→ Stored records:
++++++

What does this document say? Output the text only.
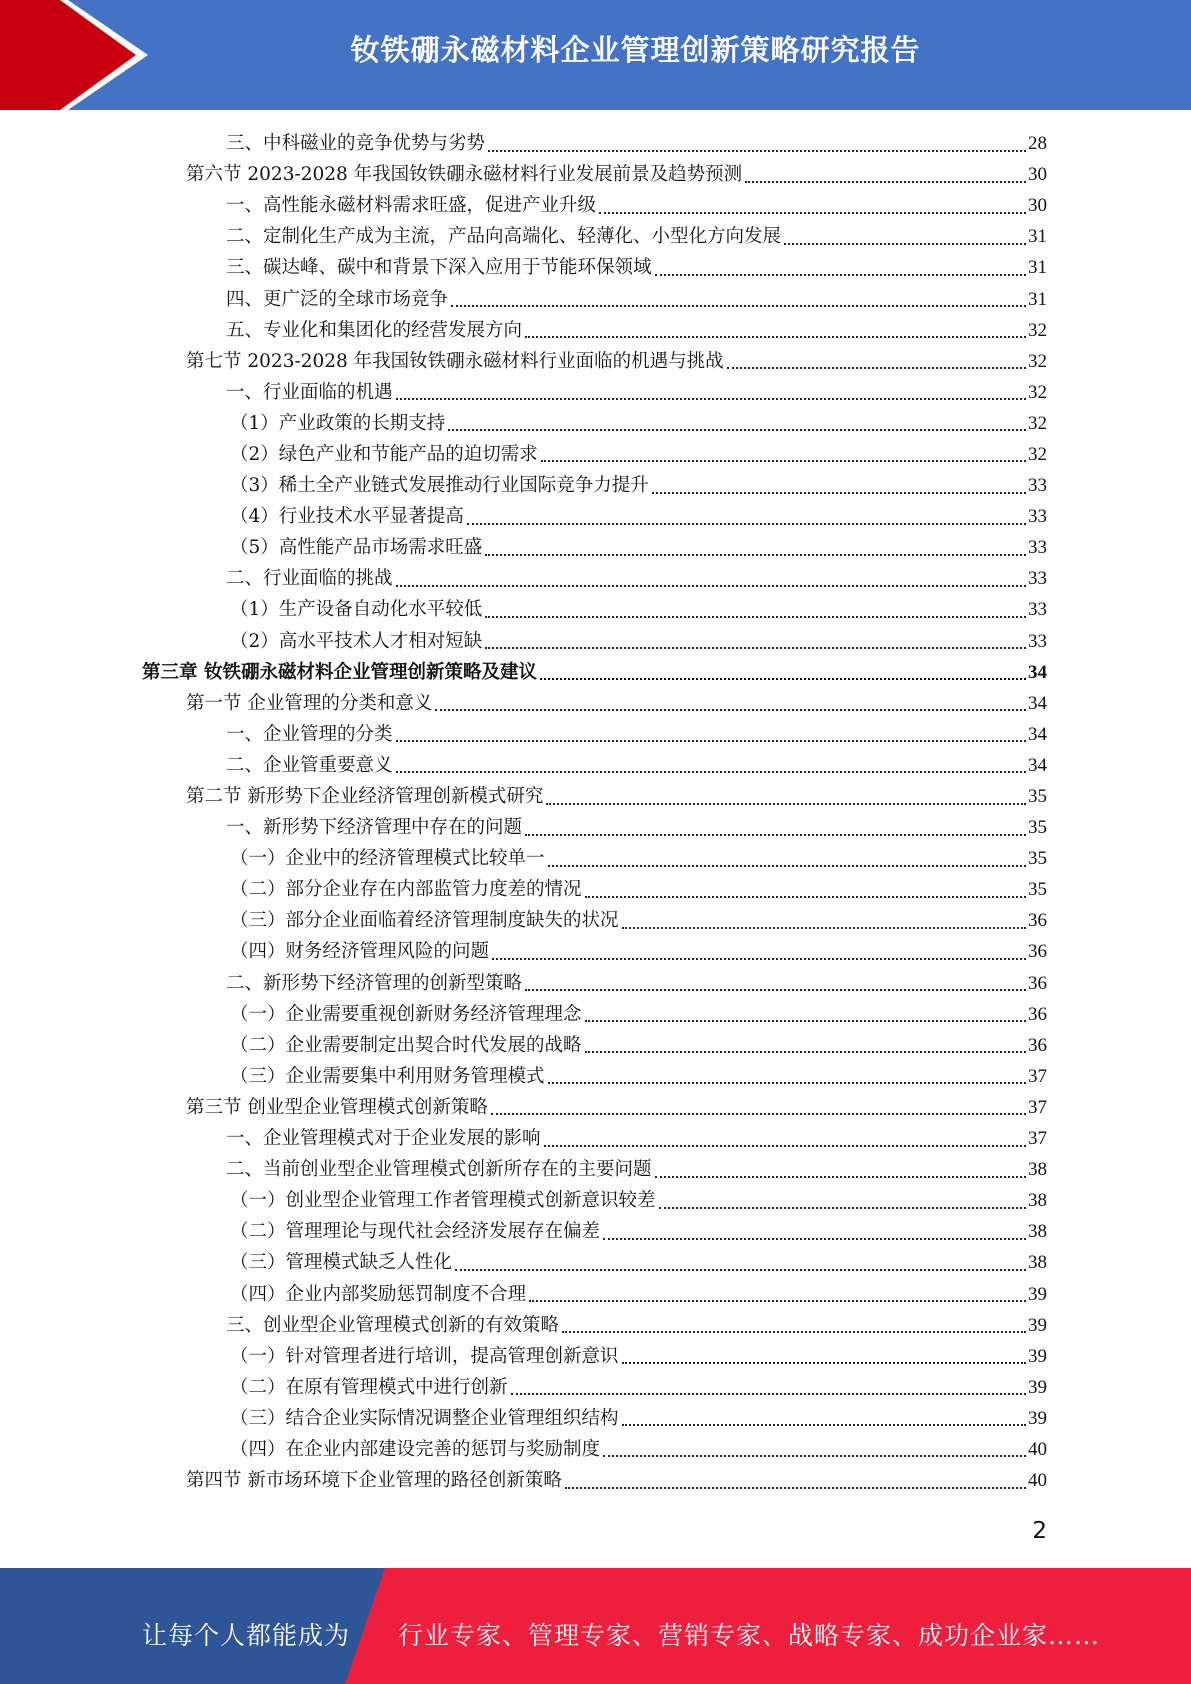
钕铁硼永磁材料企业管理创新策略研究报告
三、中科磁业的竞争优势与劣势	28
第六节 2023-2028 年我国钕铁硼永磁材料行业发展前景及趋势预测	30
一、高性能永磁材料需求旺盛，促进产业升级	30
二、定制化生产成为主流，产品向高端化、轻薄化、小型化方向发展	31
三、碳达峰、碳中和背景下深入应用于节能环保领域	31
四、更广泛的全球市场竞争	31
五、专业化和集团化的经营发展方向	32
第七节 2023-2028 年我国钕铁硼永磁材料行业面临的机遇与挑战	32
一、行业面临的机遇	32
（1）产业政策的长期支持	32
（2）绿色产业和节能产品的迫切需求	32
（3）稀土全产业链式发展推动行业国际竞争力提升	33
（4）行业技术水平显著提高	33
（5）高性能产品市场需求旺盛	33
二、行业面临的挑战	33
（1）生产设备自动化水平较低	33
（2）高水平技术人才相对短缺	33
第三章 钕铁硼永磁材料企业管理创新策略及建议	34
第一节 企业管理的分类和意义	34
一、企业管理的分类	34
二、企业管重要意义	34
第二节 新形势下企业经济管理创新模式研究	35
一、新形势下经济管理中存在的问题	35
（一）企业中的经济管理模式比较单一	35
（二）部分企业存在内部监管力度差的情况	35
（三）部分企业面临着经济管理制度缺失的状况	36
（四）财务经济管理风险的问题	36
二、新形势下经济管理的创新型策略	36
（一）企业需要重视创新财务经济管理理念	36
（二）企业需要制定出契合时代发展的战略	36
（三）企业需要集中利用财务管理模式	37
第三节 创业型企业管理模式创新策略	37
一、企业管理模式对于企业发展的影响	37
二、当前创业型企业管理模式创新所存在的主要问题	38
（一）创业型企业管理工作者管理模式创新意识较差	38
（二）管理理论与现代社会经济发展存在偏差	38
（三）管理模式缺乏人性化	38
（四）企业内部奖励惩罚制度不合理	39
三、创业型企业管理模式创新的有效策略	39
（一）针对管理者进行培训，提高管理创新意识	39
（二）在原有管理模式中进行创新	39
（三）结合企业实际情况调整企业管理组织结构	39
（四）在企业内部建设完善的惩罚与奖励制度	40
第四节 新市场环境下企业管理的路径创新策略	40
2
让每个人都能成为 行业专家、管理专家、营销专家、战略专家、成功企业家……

++++++

→ Stated task:
Every record is to be reproduced exactly, with no pictures included.

→ Reply to the exercise:
What does this document say? Output the text only.
钕铁硼永磁材料企业管理创新策略研究报告
三、中科磁业的竞争优势与劣势	28
第六节 2023-2028 年我国钕铁硼永磁材料行业发展前景及趋势预测	30
一、高性能永磁材料需求旺盛，促进产业升级	30
二、定制化生产成为主流，产品向高端化、轻薄化、小型化方向发展	31
三、碳达峰、碳中和背景下深入应用于节能环保领域	31
四、更广泛的全球市场竞争	31
五、专业化和集团化的经营发展方向	32
第七节 2023-2028 年我国钕铁硼永磁材料行业面临的机遇与挑战	32
一、行业面临的机遇	32
（1）产业政策的长期支持	32
（2）绿色产业和节能产品的迫切需求	32
（3）稀土全产业链式发展推动行业国际竞争力提升	33
（4）行业技术水平显著提高	33
（5）高性能产品市场需求旺盛	33
二、行业面临的挑战	33
（1）生产设备自动化水平较低	33
（2）高水平技术人才相对短缺	33
第三章 钕铁硼永磁材料企业管理创新策略及建议	34
第一节 企业管理的分类和意义	34
一、企业管理的分类	34
二、企业管重要意义	34
第二节 新形势下企业经济管理创新模式研究	35
一、新形势下经济管理中存在的问题	35
（一）企业中的经济管理模式比较单一	35
（二）部分企业存在内部监管力度差的情况	35
（三）部分企业面临着经济管理制度缺失的状况	36
（四）财务经济管理风险的问题	36
二、新形势下经济管理的创新型策略	36
（一）企业需要重视创新财务经济管理理念	36
（二）企业需要制定出契合时代发展的战略	36
（三）企业需要集中利用财务管理模式	37
第三节 创业型企业管理模式创新策略	37
一、企业管理模式对于企业发展的影响	37
二、当前创业型企业管理模式创新所存在的主要问题	38
（一）创业型企业管理工作者管理模式创新意识较差	38
（二）管理理论与现代社会经济发展存在偏差	38
（三）管理模式缺乏人性化	38
（四）企业内部奖励惩罚制度不合理	39
三、创业型企业管理模式创新的有效策略	39
（一）针对管理者进行培训，提高管理创新意识	39
（二）在原有管理模式中进行创新	39
（三）结合企业实际情况调整企业管理组织结构	39
（四）在企业内部建设完善的惩罚与奖励制度	40
第四节 新市场环境下企业管理的路径创新策略	40
2
让每个人都能成为 行业专家、管理专家、营销专家、战略专家、成功企业家……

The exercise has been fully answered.